→ Stated task:
Collect every line below that contains the word "JSON".

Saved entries
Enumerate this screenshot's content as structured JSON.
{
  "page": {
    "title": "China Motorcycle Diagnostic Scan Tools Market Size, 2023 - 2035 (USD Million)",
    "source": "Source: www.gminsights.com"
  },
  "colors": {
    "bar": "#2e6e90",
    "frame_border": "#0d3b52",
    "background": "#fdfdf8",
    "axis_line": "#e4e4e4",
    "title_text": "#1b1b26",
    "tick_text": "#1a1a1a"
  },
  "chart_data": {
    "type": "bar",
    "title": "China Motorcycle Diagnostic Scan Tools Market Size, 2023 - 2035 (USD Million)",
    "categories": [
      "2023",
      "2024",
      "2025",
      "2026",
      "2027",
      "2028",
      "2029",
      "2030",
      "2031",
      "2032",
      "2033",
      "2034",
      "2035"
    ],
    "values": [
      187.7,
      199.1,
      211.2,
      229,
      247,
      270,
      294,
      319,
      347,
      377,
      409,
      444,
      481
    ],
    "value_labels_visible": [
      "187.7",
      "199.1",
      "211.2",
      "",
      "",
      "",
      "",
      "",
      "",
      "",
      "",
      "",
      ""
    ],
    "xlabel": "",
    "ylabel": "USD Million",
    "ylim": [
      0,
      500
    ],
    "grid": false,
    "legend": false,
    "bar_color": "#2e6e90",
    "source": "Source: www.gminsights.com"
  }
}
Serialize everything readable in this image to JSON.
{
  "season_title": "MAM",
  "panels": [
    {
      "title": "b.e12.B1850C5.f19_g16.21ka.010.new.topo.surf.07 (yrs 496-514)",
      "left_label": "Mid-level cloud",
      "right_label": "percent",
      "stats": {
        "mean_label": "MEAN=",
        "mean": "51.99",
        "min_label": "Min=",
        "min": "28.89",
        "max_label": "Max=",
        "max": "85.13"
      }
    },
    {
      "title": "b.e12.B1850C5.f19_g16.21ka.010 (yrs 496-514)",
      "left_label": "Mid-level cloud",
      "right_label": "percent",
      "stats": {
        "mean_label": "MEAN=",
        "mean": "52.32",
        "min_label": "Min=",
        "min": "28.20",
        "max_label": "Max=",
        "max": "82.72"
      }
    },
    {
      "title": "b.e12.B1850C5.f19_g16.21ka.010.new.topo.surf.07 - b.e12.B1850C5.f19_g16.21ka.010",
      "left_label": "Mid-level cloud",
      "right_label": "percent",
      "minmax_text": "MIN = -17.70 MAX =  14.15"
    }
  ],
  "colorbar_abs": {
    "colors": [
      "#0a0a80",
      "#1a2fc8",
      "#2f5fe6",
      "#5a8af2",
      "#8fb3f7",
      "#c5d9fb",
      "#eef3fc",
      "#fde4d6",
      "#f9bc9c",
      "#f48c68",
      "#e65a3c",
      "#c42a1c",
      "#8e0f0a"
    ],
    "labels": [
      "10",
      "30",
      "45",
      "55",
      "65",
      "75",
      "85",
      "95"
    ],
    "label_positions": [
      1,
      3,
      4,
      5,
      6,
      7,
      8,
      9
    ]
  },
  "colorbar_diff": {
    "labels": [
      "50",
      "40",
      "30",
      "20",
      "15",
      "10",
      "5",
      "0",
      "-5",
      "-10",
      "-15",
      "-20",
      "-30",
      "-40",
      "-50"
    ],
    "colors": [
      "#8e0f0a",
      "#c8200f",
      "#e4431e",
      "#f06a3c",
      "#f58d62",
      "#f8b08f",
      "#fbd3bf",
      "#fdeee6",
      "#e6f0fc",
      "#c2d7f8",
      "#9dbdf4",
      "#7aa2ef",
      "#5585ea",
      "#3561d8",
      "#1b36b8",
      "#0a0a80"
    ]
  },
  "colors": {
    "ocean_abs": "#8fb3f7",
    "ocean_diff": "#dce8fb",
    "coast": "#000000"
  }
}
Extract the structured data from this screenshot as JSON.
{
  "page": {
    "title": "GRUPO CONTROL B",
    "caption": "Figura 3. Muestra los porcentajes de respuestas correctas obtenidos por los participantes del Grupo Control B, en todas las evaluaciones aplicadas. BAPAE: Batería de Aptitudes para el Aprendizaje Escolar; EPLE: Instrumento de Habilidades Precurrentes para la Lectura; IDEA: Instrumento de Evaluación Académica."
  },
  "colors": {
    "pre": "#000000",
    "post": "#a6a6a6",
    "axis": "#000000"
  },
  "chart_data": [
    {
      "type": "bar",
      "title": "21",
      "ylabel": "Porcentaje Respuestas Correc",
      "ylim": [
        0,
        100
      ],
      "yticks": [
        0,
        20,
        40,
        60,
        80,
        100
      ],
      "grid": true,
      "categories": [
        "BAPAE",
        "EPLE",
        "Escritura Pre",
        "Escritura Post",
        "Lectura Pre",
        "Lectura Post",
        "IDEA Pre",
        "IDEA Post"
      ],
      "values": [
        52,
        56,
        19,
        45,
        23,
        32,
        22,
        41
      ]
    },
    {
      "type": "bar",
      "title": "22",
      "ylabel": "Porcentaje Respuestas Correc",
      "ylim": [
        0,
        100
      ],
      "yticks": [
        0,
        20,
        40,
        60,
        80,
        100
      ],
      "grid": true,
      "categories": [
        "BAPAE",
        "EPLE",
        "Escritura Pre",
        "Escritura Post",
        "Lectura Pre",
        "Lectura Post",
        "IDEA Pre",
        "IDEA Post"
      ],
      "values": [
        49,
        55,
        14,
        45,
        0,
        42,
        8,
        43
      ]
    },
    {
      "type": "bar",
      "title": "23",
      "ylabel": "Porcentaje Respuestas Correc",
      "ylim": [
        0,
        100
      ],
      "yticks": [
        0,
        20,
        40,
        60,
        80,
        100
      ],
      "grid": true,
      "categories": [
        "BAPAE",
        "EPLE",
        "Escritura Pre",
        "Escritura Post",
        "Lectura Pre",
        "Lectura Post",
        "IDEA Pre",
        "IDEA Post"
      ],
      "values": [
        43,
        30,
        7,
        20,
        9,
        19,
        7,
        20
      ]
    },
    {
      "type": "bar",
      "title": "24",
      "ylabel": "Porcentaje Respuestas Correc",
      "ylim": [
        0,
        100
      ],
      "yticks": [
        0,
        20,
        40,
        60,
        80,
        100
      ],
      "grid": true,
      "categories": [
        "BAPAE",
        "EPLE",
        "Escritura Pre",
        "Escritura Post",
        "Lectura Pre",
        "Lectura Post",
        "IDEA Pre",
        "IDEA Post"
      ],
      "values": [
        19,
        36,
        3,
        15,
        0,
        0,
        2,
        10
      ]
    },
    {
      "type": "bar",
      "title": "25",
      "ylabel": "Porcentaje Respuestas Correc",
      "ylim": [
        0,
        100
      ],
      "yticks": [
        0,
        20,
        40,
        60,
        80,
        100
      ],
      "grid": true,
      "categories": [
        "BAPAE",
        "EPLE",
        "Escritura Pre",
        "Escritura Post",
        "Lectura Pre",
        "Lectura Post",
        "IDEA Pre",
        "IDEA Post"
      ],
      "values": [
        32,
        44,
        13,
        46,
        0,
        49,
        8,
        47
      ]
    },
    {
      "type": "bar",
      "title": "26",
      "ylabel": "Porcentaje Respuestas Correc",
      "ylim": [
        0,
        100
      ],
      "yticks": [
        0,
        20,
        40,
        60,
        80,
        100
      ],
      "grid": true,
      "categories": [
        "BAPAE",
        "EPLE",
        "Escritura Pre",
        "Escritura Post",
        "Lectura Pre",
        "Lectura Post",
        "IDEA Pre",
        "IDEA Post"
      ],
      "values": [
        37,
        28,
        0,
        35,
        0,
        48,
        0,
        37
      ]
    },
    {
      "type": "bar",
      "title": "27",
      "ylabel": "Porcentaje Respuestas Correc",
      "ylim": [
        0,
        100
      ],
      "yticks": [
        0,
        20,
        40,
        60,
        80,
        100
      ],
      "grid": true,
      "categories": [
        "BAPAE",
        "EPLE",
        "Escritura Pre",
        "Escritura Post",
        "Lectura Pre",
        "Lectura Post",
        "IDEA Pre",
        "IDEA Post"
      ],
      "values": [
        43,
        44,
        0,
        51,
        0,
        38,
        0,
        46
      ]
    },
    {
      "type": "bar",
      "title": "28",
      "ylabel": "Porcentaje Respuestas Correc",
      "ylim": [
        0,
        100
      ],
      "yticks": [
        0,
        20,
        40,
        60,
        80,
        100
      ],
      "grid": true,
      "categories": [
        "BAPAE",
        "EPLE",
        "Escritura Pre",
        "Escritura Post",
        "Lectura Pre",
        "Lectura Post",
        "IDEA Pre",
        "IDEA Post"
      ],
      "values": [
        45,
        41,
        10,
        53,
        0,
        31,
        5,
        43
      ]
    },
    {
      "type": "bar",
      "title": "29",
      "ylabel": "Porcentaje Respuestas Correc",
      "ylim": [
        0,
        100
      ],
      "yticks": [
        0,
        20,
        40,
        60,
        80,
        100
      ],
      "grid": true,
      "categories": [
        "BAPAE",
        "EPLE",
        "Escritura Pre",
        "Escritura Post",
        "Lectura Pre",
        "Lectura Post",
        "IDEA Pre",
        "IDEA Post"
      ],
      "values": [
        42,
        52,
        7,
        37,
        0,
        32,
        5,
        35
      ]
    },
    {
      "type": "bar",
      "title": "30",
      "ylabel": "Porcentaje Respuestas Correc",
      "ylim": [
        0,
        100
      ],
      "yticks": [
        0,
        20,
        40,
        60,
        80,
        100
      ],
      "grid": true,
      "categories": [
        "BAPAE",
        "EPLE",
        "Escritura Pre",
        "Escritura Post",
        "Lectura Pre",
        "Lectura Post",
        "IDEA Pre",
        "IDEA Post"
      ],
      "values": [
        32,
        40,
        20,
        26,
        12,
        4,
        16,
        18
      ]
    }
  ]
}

→ Task answer:
Enumerate this screenshot's content as structured JSON.
Serialize everything readable in this image to JSON.
Extract the structured data from this screenshot as JSON.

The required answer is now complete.